■ **Goal**
Reproduce the data below line for line, leaving every character unchanged.

■ **Data for the task**

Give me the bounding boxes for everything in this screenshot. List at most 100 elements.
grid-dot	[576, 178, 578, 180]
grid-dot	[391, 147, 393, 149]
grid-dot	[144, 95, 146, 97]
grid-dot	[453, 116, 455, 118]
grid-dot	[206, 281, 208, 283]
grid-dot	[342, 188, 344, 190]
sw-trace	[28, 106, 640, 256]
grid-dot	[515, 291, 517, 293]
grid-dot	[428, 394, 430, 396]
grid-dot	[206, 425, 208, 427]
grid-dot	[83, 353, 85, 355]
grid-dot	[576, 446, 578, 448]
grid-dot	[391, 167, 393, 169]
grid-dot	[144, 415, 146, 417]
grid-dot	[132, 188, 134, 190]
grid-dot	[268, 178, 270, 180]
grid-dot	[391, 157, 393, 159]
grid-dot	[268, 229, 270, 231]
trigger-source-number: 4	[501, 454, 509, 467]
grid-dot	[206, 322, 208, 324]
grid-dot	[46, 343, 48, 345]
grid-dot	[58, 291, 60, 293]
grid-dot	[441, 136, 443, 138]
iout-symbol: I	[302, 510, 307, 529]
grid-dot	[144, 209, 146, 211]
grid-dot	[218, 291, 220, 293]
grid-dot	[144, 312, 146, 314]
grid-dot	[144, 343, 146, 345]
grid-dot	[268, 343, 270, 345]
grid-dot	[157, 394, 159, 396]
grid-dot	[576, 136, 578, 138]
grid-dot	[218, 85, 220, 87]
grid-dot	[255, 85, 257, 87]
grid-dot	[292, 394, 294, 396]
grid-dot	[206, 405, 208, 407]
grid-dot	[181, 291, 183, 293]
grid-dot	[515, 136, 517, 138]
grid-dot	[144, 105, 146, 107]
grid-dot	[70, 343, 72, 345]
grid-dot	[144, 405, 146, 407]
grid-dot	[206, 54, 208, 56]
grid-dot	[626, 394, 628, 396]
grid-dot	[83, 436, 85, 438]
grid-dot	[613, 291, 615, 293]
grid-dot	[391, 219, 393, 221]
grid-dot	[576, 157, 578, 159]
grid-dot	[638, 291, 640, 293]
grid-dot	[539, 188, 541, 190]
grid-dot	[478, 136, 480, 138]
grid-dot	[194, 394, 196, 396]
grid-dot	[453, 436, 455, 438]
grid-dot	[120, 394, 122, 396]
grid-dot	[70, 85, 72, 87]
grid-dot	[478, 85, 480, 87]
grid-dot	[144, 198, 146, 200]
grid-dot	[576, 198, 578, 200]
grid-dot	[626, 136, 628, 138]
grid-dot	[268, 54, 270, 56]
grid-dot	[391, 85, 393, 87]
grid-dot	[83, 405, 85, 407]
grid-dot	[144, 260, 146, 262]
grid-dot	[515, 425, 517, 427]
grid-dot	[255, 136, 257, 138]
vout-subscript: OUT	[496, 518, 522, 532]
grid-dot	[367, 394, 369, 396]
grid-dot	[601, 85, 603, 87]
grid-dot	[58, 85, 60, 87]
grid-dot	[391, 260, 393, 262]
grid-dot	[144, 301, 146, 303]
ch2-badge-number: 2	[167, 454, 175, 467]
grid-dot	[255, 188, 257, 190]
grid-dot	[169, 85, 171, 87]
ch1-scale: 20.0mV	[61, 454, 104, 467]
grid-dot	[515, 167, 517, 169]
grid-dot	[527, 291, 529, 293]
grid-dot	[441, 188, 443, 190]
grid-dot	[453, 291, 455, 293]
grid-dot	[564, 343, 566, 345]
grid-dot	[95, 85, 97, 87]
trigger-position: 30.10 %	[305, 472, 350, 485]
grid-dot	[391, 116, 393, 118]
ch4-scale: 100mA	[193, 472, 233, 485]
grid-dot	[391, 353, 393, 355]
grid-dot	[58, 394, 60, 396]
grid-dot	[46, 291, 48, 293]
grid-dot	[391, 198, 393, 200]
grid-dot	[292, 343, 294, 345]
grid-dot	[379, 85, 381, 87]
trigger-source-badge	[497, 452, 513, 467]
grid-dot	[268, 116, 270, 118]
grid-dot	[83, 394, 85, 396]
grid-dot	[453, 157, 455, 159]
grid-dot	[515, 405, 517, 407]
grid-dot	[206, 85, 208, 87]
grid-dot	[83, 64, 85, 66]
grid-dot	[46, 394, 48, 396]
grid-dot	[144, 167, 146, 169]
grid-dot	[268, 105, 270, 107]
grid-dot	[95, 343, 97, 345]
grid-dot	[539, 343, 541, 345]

■ **Written solution**
Give me the bounding boxes for everything in this screenshot. List at most 100 elements.
grid-dot	[576, 178, 578, 180]
grid-dot	[391, 147, 393, 149]
grid-dot	[144, 95, 146, 97]
grid-dot	[453, 116, 455, 118]
grid-dot	[206, 281, 208, 283]
grid-dot	[342, 188, 344, 190]
sw-trace	[28, 106, 640, 256]
grid-dot	[515, 291, 517, 293]
grid-dot	[428, 394, 430, 396]
grid-dot	[206, 425, 208, 427]
grid-dot	[83, 353, 85, 355]
grid-dot	[576, 446, 578, 448]
grid-dot	[391, 167, 393, 169]
grid-dot	[144, 415, 146, 417]
grid-dot	[132, 188, 134, 190]
grid-dot	[268, 178, 270, 180]
grid-dot	[391, 157, 393, 159]
grid-dot	[268, 229, 270, 231]
trigger-source-number: 4	[501, 454, 509, 467]
grid-dot	[206, 322, 208, 324]
grid-dot	[46, 343, 48, 345]
grid-dot	[58, 291, 60, 293]
grid-dot	[441, 136, 443, 138]
iout-symbol: I	[302, 510, 307, 529]
grid-dot	[144, 209, 146, 211]
grid-dot	[218, 291, 220, 293]
grid-dot	[144, 312, 146, 314]
grid-dot	[144, 343, 146, 345]
grid-dot	[268, 343, 270, 345]
grid-dot	[157, 394, 159, 396]
grid-dot	[576, 136, 578, 138]
grid-dot	[218, 85, 220, 87]
grid-dot	[255, 85, 257, 87]
grid-dot	[292, 394, 294, 396]
grid-dot	[206, 405, 208, 407]
grid-dot	[181, 291, 183, 293]
grid-dot	[515, 136, 517, 138]
grid-dot	[144, 105, 146, 107]
grid-dot	[70, 343, 72, 345]
grid-dot	[144, 405, 146, 407]
grid-dot	[206, 54, 208, 56]
grid-dot	[626, 394, 628, 396]
grid-dot	[83, 436, 85, 438]
grid-dot	[613, 291, 615, 293]
grid-dot	[391, 219, 393, 221]
grid-dot	[576, 157, 578, 159]
grid-dot	[638, 291, 640, 293]
grid-dot	[539, 188, 541, 190]
grid-dot	[478, 136, 480, 138]
grid-dot	[194, 394, 196, 396]
grid-dot	[453, 436, 455, 438]
grid-dot	[120, 394, 122, 396]
grid-dot	[70, 85, 72, 87]
grid-dot	[478, 85, 480, 87]
grid-dot	[144, 198, 146, 200]
grid-dot	[576, 198, 578, 200]
grid-dot	[626, 136, 628, 138]
grid-dot	[268, 54, 270, 56]
grid-dot	[391, 85, 393, 87]
grid-dot	[83, 405, 85, 407]
grid-dot	[144, 260, 146, 262]
grid-dot	[515, 425, 517, 427]
grid-dot	[255, 136, 257, 138]
vout-subscript: OUT	[496, 518, 522, 532]
grid-dot	[367, 394, 369, 396]
grid-dot	[601, 85, 603, 87]
grid-dot	[58, 85, 60, 87]
grid-dot	[391, 260, 393, 262]
grid-dot	[144, 301, 146, 303]
ch2-badge-number: 2	[167, 454, 175, 467]
grid-dot	[255, 188, 257, 190]
grid-dot	[169, 85, 171, 87]
ch1-scale: 20.0mV	[61, 454, 104, 467]
grid-dot	[515, 167, 517, 169]
grid-dot	[527, 291, 529, 293]
grid-dot	[441, 188, 443, 190]
grid-dot	[453, 291, 455, 293]
grid-dot	[564, 343, 566, 345]
grid-dot	[95, 85, 97, 87]
trigger-position: 30.10 %	[305, 472, 350, 485]
grid-dot	[391, 116, 393, 118]
ch4-scale: 100mA	[193, 472, 233, 485]
grid-dot	[391, 353, 393, 355]
grid-dot	[58, 394, 60, 396]
grid-dot	[46, 291, 48, 293]
grid-dot	[391, 198, 393, 200]
grid-dot	[292, 343, 294, 345]
grid-dot	[379, 85, 381, 87]
trigger-source-badge	[497, 452, 513, 467]
grid-dot	[268, 116, 270, 118]
grid-dot	[83, 394, 85, 396]
grid-dot	[453, 157, 455, 159]
grid-dot	[515, 405, 517, 407]
grid-dot	[206, 85, 208, 87]
grid-dot	[83, 64, 85, 66]
grid-dot	[46, 394, 48, 396]
grid-dot	[144, 167, 146, 169]
grid-dot	[268, 105, 270, 107]
grid-dot	[95, 343, 97, 345]
grid-dot	[539, 343, 541, 345]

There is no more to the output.